Problem requirements
Collect all lines from the records below that include the word "Manual".
--- START OF Records for processing ---
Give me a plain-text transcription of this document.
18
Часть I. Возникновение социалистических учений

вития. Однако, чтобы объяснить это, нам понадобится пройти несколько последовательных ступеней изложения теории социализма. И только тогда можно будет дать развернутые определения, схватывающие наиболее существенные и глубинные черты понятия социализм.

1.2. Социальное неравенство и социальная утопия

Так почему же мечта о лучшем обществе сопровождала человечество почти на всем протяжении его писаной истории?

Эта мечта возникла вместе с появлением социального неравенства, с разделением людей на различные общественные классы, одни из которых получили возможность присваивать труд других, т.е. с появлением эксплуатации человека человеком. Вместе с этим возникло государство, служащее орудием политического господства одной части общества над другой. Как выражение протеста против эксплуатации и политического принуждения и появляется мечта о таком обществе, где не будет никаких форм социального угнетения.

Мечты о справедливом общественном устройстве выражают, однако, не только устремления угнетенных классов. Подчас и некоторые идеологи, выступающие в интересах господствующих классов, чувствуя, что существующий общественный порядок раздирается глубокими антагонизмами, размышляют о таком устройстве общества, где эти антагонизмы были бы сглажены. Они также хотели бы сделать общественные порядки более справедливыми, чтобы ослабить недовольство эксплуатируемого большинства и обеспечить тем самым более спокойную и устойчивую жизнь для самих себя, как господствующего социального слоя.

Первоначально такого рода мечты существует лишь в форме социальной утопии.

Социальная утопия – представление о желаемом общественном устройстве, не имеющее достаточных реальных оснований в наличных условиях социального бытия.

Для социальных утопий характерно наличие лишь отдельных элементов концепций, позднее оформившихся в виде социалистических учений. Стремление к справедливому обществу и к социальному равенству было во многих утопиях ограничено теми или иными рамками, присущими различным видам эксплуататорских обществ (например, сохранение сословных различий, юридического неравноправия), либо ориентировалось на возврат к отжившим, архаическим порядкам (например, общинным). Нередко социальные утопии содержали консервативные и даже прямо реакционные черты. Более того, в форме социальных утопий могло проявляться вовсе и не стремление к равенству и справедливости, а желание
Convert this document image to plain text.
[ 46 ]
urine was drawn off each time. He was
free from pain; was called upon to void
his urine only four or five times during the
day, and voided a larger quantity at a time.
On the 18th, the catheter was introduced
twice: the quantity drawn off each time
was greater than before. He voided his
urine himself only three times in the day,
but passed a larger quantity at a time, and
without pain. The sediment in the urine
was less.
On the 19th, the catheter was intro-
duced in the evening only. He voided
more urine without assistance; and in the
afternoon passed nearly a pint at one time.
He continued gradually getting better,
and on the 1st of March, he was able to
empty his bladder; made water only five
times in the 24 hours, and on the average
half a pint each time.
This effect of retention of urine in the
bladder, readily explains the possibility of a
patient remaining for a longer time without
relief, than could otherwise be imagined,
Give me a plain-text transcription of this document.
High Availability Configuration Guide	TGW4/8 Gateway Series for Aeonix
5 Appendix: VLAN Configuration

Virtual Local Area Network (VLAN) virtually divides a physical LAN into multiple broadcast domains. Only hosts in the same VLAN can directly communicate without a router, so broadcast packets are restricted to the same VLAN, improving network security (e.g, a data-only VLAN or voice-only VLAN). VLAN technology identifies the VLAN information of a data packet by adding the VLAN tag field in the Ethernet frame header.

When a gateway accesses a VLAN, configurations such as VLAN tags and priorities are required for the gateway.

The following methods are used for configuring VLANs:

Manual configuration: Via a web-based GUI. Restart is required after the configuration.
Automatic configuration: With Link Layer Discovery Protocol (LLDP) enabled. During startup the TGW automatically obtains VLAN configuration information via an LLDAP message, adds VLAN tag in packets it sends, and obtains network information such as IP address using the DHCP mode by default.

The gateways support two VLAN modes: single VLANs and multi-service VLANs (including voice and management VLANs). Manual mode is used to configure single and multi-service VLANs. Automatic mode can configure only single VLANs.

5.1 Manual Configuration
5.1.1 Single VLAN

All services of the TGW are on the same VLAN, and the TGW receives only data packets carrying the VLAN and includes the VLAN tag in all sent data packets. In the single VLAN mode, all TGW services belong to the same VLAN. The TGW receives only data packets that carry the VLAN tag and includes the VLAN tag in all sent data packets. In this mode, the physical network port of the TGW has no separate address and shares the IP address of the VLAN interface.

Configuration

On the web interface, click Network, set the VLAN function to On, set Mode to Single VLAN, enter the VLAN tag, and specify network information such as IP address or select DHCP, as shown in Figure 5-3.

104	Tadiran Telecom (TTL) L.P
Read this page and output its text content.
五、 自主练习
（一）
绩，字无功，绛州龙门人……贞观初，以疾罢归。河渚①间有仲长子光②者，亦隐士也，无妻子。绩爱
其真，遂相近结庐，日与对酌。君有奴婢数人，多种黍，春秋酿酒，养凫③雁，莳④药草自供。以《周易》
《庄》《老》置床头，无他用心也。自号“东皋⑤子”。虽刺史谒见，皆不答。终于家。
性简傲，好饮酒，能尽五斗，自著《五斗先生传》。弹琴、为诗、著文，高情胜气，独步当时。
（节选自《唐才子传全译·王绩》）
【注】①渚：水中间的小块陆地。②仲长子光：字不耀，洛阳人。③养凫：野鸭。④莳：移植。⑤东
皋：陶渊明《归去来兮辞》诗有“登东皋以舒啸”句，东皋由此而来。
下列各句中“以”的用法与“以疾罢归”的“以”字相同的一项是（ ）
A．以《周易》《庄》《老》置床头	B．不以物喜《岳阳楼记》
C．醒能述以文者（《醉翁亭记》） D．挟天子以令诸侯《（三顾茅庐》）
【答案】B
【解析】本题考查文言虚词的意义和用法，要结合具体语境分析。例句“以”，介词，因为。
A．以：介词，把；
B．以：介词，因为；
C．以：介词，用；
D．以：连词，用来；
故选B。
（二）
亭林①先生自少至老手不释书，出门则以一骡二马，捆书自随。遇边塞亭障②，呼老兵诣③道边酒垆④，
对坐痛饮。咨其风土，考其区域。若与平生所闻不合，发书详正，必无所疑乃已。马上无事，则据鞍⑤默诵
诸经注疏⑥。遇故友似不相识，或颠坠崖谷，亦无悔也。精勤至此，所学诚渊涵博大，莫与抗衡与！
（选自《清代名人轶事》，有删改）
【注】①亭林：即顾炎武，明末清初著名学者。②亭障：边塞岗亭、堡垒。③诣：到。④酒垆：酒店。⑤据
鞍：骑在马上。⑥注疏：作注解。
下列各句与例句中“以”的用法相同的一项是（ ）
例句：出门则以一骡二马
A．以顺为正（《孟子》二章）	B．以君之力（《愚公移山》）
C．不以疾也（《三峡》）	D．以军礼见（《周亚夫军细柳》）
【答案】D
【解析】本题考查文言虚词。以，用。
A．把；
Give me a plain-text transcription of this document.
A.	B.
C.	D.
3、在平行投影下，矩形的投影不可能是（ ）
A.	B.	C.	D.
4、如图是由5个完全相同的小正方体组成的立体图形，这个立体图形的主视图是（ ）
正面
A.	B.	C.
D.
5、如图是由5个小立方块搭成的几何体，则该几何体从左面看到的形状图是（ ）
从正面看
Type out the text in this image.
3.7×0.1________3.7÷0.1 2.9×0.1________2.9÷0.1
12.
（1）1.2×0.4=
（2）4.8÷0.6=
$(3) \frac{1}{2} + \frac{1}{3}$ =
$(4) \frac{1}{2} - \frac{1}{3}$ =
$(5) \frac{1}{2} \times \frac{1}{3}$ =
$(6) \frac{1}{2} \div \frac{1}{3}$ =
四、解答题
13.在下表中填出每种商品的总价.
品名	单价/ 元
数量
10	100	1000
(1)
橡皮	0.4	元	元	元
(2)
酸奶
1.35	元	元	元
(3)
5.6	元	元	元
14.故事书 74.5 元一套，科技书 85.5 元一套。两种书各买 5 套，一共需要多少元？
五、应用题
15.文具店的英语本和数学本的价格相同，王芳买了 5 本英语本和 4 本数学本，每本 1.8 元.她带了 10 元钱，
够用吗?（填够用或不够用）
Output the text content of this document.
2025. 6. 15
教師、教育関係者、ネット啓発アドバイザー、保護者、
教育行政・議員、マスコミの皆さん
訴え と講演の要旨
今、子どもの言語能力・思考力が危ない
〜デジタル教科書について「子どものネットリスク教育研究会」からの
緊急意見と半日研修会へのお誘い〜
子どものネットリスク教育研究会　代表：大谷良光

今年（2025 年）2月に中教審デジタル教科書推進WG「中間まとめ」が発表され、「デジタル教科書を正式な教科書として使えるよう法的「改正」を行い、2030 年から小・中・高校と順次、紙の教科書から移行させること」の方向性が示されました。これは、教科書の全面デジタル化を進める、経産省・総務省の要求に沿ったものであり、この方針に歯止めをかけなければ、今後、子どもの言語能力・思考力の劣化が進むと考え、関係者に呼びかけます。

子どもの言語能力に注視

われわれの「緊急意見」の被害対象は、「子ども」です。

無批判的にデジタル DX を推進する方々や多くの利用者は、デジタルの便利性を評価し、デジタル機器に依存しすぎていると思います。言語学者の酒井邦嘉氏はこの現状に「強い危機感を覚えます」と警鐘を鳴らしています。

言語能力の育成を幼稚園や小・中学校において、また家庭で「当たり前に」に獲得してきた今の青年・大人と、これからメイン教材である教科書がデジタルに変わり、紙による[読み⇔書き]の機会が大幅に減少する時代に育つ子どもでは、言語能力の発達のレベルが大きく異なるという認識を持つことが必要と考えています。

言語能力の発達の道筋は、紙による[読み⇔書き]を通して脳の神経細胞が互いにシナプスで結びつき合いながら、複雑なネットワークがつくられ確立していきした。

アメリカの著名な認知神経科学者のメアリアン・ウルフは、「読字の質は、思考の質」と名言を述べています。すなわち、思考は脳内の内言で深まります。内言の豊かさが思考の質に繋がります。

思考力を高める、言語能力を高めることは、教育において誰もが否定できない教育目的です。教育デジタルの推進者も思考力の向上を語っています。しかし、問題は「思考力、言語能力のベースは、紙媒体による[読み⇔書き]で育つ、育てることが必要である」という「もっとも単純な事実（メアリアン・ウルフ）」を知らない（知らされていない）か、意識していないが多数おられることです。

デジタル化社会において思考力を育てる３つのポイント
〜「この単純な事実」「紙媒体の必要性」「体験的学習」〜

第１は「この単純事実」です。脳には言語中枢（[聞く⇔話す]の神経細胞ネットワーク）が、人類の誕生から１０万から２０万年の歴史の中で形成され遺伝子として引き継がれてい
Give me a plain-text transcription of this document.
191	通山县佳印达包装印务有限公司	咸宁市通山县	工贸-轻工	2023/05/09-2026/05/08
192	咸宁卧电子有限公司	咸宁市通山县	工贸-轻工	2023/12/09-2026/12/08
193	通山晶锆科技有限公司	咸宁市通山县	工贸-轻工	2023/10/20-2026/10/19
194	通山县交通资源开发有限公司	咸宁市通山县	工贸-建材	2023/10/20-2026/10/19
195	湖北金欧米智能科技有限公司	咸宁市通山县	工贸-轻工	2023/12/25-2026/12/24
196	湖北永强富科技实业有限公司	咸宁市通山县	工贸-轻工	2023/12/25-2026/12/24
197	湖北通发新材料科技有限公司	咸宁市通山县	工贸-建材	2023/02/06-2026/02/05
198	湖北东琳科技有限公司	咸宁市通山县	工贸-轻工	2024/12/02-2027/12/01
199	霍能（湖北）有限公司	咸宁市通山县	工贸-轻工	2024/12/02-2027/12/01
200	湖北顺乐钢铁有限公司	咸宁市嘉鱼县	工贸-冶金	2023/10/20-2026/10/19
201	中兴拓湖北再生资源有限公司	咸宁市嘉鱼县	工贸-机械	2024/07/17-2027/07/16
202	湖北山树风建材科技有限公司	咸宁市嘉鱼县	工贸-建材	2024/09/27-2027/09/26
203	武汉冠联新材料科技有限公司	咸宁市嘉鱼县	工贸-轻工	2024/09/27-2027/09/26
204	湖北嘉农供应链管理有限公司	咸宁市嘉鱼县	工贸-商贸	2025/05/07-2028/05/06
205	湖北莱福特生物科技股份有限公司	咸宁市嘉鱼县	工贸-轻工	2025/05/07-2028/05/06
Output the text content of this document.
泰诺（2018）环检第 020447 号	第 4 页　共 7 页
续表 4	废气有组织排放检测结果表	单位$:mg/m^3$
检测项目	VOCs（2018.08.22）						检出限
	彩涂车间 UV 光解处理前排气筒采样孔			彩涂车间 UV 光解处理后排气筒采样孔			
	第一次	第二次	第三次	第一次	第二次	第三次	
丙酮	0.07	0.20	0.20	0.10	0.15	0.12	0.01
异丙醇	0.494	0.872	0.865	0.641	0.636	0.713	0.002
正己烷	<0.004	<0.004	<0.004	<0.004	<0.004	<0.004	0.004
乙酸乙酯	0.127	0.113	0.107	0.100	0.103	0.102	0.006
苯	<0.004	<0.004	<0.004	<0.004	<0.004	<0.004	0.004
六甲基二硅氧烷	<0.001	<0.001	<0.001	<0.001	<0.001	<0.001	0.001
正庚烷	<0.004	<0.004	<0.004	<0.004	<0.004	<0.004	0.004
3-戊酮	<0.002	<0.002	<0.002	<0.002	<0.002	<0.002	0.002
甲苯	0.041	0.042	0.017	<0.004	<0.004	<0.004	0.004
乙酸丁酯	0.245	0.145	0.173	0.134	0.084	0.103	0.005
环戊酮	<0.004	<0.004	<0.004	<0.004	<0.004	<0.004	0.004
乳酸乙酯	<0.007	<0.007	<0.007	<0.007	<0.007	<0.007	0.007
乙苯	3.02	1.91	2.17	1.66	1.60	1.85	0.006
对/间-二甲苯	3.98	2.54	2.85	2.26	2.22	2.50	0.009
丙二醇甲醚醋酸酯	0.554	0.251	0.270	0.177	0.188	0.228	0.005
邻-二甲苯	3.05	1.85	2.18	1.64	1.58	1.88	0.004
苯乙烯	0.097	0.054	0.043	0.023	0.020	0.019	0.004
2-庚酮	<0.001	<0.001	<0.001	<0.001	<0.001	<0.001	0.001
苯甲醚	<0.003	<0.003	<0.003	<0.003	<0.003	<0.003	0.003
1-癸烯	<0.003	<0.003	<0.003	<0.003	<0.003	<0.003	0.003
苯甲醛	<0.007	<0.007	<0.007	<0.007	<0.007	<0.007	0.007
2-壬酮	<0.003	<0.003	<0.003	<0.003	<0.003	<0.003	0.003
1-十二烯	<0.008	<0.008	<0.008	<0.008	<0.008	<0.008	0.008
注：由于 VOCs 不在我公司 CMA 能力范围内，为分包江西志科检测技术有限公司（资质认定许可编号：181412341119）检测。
--- END OF Records for processing ---
Solution for this exercise
Manual configuration: Via a web-based GUI. Restart is required after the configuration.
The gateways support two VLAN modes: single VLANs and multi-service VLANs (including voice and management VLANs). Manual mode is used to configure single and multi-service VLANs. Automatic mode can configure only single VLANs.
5.1 Manual Configuration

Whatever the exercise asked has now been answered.